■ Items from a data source
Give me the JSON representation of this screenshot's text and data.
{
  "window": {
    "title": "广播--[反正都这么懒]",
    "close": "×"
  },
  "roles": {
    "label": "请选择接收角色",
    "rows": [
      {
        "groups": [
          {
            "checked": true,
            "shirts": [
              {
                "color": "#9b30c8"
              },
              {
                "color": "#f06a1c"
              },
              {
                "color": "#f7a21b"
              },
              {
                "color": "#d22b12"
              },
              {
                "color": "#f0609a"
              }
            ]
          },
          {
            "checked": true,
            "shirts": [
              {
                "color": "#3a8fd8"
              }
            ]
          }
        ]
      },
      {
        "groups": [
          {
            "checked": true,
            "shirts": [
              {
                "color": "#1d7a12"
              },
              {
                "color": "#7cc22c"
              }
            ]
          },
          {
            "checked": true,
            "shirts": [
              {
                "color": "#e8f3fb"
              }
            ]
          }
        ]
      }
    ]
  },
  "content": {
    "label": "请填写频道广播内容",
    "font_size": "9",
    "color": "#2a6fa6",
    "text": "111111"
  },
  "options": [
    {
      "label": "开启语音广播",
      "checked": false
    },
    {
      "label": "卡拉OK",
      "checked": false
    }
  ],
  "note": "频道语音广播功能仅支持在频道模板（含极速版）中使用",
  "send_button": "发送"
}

■ Problem details
Exactly reproduce every line of the records.

■ Answer
Give me the JSON representation of this screenshot's text and data.
{
  "window": {
    "title": "广播--[反正都这么懒]",
    "close": "×"
  },
  "roles": {
    "label": "请选择接收角色",
    "rows": [
      {
        "groups": [
          {
            "checked": true,
            "shirts": [
              {
                "color": "#9b30c8"
              },
              {
                "color": "#f06a1c"
              },
              {
                "color": "#f7a21b"
              },
              {
                "color": "#d22b12"
              },
              {
                "color": "#f0609a"
              }
            ]
          },
          {
            "checked": true,
            "shirts": [
              {
                "color": "#3a8fd8"
              }
            ]
          }
        ]
      },
      {
        "groups": [
          {
            "checked": true,
            "shirts": [
              {
                "color": "#1d7a12"
              },
              {
                "color": "#7cc22c"
              }
            ]
          },
          {
            "checked": true,
            "shirts": [
              {
                "color": "#e8f3fb"
              }
            ]
          }
        ]
      }
    ]
  },
  "content": {
    "label": "请填写频道广播内容",
    "font_size": "9",
    "color": "#2a6fa6",
    "text": "111111"
  },
  "options": [
    {
      "label": "开启语音广播",
      "checked": false
    },
    {
      "label": "卡拉OK",
      "checked": false
    }
  ],
  "note": "频道语音广播功能仅支持在频道模板（含极速版）中使用",
  "send_button": "发送"
}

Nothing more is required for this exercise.